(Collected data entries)
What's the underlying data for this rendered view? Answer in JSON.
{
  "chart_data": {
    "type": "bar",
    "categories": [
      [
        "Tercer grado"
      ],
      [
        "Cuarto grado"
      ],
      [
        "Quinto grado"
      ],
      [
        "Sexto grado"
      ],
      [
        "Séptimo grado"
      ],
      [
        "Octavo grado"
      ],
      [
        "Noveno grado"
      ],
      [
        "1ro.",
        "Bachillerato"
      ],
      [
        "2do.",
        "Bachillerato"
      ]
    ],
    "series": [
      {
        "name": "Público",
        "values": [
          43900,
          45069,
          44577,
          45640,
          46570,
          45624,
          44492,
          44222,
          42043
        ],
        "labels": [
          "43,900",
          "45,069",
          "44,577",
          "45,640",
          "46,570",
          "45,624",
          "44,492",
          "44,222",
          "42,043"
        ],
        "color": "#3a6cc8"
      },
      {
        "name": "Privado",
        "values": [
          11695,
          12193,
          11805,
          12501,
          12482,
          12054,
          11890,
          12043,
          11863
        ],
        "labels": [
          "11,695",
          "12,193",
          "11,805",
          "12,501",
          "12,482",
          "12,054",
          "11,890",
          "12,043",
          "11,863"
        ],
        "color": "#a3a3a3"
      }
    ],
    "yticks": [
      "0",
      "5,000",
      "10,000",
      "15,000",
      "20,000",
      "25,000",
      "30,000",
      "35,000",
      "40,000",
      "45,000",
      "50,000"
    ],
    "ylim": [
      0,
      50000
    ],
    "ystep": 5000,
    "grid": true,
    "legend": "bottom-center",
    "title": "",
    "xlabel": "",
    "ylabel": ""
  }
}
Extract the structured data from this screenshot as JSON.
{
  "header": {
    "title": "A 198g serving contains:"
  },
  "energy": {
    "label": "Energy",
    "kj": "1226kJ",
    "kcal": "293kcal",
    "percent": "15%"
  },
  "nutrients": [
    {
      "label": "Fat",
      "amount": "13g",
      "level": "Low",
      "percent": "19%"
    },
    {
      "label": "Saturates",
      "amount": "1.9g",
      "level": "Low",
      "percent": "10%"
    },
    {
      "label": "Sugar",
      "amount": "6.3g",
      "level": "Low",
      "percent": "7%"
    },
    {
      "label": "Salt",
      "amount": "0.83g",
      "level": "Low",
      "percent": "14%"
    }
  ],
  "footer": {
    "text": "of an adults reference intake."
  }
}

Written exercise -
Go through the records above and copy every line with the word "title".

Expected output -
    "title": "",
    "title": "A 198g serving contains:"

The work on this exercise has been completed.